What you will do — Reproduce the rows starting at the line containing "river-label-he: 河 [145,0,192,24]" and ending at the end of the rows, substituting "glyph-label" for every "piece-glyph" and leaving everything else unchanged. Omit the pictures.

— start Extracted material —

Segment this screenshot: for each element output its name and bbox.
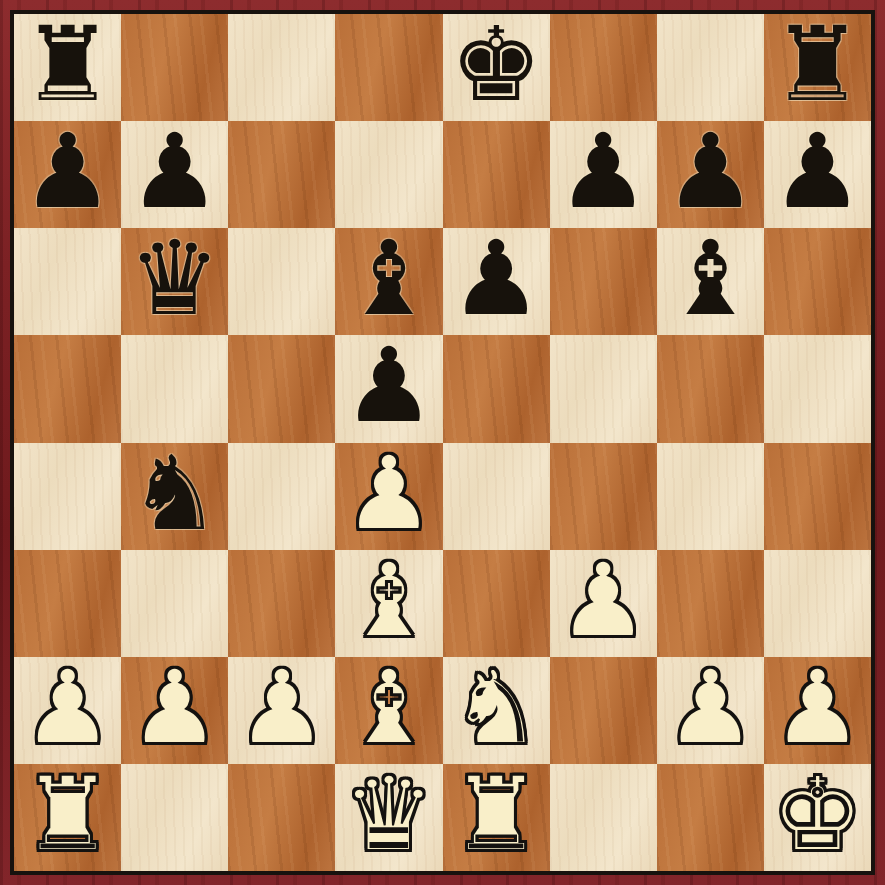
square-c7[interactable] [228, 121, 335, 228]
black-queen-b6[interactable]: ♛ [121, 228, 228, 335]
square-g7[interactable]: ♟ [657, 121, 764, 228]
square-g2[interactable]: ♟ [657, 657, 764, 764]
square-a2[interactable]: ♟ [14, 657, 121, 764]
black-king-e8[interactable]: ♚ [443, 14, 550, 121]
square-e7[interactable] [443, 121, 550, 228]
board-inner-border: ♜♚♜♟♟♟♟♟♛♝♟♝♟♞♟♝♟♟♟♟♝♞♟♟♜♛♜♚ [10, 10, 875, 875]
square-d3[interactable]: ♝ [335, 550, 442, 657]
square-f2[interactable] [550, 657, 657, 764]
square-g3[interactable] [657, 550, 764, 657]
black-knight-b4[interactable]: ♞ [121, 443, 228, 550]
square-f4[interactable] [550, 443, 657, 550]
square-b6[interactable]: ♛ [121, 228, 228, 335]
black-pawn-a7[interactable]: ♟ [14, 121, 121, 228]
square-h7[interactable]: ♟ [764, 121, 871, 228]
square-c4[interactable] [228, 443, 335, 550]
square-e1[interactable]: ♜ [443, 764, 550, 871]
white-pawn-h2[interactable]: ♟ [764, 657, 871, 764]
square-g1[interactable] [657, 764, 764, 871]
square-e2[interactable]: ♞ [443, 657, 550, 764]
white-pawn-f3[interactable]: ♟ [550, 550, 657, 657]
black-rook-a8[interactable]: ♜ [14, 14, 121, 121]
square-d4[interactable]: ♟ [335, 443, 442, 550]
square-f6[interactable] [550, 228, 657, 335]
square-b3[interactable] [121, 550, 228, 657]
square-e3[interactable] [443, 550, 550, 657]
square-c2[interactable]: ♟ [228, 657, 335, 764]
white-rook-e1[interactable]: ♜ [443, 764, 550, 871]
square-c5[interactable] [228, 335, 335, 442]
black-bishop-g6[interactable]: ♝ [657, 228, 764, 335]
board-frame: ♜♚♜♟♟♟♟♟♛♝♟♝♟♞♟♝♟♟♟♟♝♞♟♟♜♛♜♚ [0, 0, 885, 885]
black-pawn-e6[interactable]: ♟ [443, 228, 550, 335]
square-b5[interactable] [121, 335, 228, 442]
square-c3[interactable] [228, 550, 335, 657]
square-e5[interactable] [443, 335, 550, 442]
square-h5[interactable] [764, 335, 871, 442]
square-g6[interactable]: ♝ [657, 228, 764, 335]
square-h4[interactable] [764, 443, 871, 550]
square-c8[interactable] [228, 14, 335, 121]
square-a4[interactable] [14, 443, 121, 550]
square-a7[interactable]: ♟ [14, 121, 121, 228]
square-f1[interactable] [550, 764, 657, 871]
square-b1[interactable] [121, 764, 228, 871]
black-pawn-h7[interactable]: ♟ [764, 121, 871, 228]
square-d8[interactable] [335, 14, 442, 121]
white-pawn-a2[interactable]: ♟ [14, 657, 121, 764]
black-pawn-f7[interactable]: ♟ [550, 121, 657, 228]
square-d5[interactable]: ♟ [335, 335, 442, 442]
white-pawn-d4[interactable]: ♟ [335, 443, 442, 550]
black-rook-h8[interactable]: ♜ [764, 14, 871, 121]
black-pawn-b7[interactable]: ♟ [121, 121, 228, 228]
white-bishop-d3[interactable]: ♝ [335, 550, 442, 657]
square-e6[interactable]: ♟ [443, 228, 550, 335]
square-g5[interactable] [657, 335, 764, 442]
square-b2[interactable]: ♟ [121, 657, 228, 764]
square-b7[interactable]: ♟ [121, 121, 228, 228]
square-h2[interactable]: ♟ [764, 657, 871, 764]
square-f3[interactable]: ♟ [550, 550, 657, 657]
square-a1[interactable]: ♜ [14, 764, 121, 871]
square-h8[interactable]: ♜ [764, 14, 871, 121]
square-f7[interactable]: ♟ [550, 121, 657, 228]
square-f8[interactable] [550, 14, 657, 121]
square-a3[interactable] [14, 550, 121, 657]
white-queen-d1[interactable]: ♛ [335, 764, 442, 871]
square-h1[interactable]: ♚ [764, 764, 871, 871]
white-bishop-d2[interactable]: ♝ [335, 657, 442, 764]
square-c6[interactable] [228, 228, 335, 335]
black-bishop-d6[interactable]: ♝ [335, 228, 442, 335]
square-a8[interactable]: ♜ [14, 14, 121, 121]
square-h3[interactable] [764, 550, 871, 657]
square-f5[interactable] [550, 335, 657, 442]
square-b4[interactable]: ♞ [121, 443, 228, 550]
square-d7[interactable] [335, 121, 442, 228]
black-pawn-d5[interactable]: ♟ [335, 335, 442, 442]
white-pawn-c2[interactable]: ♟ [228, 657, 335, 764]
square-a6[interactable] [14, 228, 121, 335]
square-g8[interactable] [657, 14, 764, 121]
square-d1[interactable]: ♛ [335, 764, 442, 871]
square-d2[interactable]: ♝ [335, 657, 442, 764]
square-e4[interactable] [443, 443, 550, 550]
white-rook-a1[interactable]: ♜ [14, 764, 121, 871]
chess-board: ♜♚♜♟♟♟♟♟♛♝♟♝♟♞♟♝♟♟♟♟♝♞♟♟♜♛♜♚ [14, 14, 871, 871]
square-a5[interactable] [14, 335, 121, 442]
square-b8[interactable] [121, 14, 228, 121]
square-g4[interactable] [657, 443, 764, 550]
square-e8[interactable]: ♚ [443, 14, 550, 121]
white-king-h1[interactable]: ♚ [764, 764, 871, 871]
white-pawn-b2[interactable]: ♟ [121, 657, 228, 764]
square-d6[interactable]: ♝ [335, 228, 442, 335]
white-knight-e2[interactable]: ♞ [443, 657, 550, 764]
square-c1[interactable] [228, 764, 335, 871]
white-pawn-g2[interactable]: ♟ [657, 657, 764, 764]
square-h6[interactable] [764, 228, 871, 335]
black-pawn-g7[interactable]: ♟ [657, 121, 764, 228]
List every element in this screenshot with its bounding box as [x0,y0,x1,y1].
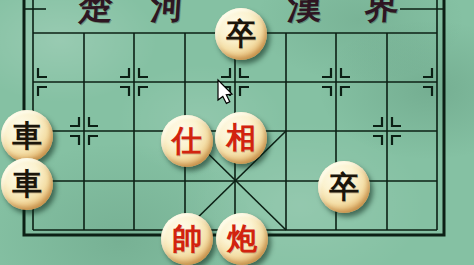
river-label-he: 河 [145,0,192,24]
river-label-han: 漢 [282,0,329,24]
piece-red-advisor[interactable]: 仕 [161,115,213,167]
piece-red-cannon[interactable]: 炮 [216,213,268,265]
piece-glyph: 仕 [172,126,202,156]
piece-glyph: 卒 [226,19,256,49]
river-label-jie: 界 [359,0,406,24]
piece-glyph: 車 [12,121,42,151]
piece-black-soldier[interactable]: 卒 [215,8,267,60]
piece-glyph: 相 [226,123,256,153]
piece-glyph: 車 [12,169,42,199]
piece-glyph: 帥 [172,224,202,254]
piece-red-elephant[interactable]: 相 [215,112,267,164]
piece-black-chariot[interactable]: 車 [1,110,53,162]
piece-red-general[interactable]: 帥 [161,213,213,265]
piece-black-chariot[interactable]: 車 [1,158,53,210]
river-label-chu: 楚 [73,0,120,24]
piece-glyph: 炮 [227,224,257,254]
xiangqi-board[interactable]: 楚 河 漢 界 卒車車仕相卒帥炮 [0,0,474,265]
piece-glyph: 卒 [329,172,359,202]
piece-black-soldier[interactable]: 卒 [318,161,370,213]
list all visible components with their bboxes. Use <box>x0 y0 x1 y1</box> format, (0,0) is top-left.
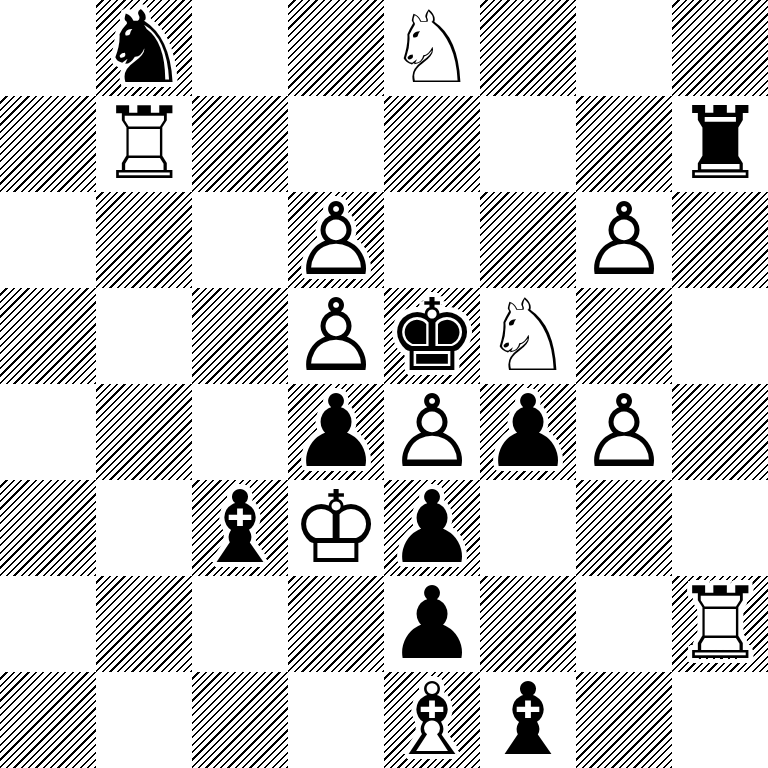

— end Extracted material —

Response for this exercise —
river-label-he: 河 [145,0,192,24]
river-label-han: 漢 [282,0,329,24]
piece-red-advisor[interactable]: 仕 [161,115,213,167]
piece-red-cannon[interactable]: 炮 [216,213,268,265]
glyph-label: 仕 [172,126,202,156]
glyph-label: 卒 [226,19,256,49]
river-label-jie: 界 [359,0,406,24]
glyph-label: 車 [12,121,42,151]
piece-black-soldier[interactable]: 卒 [215,8,267,60]
glyph-label: 相 [226,123,256,153]
glyph-label: 車 [12,169,42,199]
glyph-label: 帥 [172,224,202,254]
piece-red-elephant[interactable]: 相 [215,112,267,164]
piece-black-chariot[interactable]: 車 [1,110,53,162]
piece-red-general[interactable]: 帥 [161,213,213,265]
piece-black-chariot[interactable]: 車 [1,158,53,210]
river-label-chu: 楚 [73,0,120,24]
glyph-label: 炮 [227,224,257,254]
xiangqi-board[interactable]: 楚 河 漢 界 卒車車仕相卒帥炮 [0,0,474,265]
glyph-label: 卒 [329,172,359,202]
piece-black-soldier[interactable]: 卒 [318,161,370,213]
list all visible components with their bboxes. Use <box>x0 y0 x1 y1</box> format, (0,0) is top-left.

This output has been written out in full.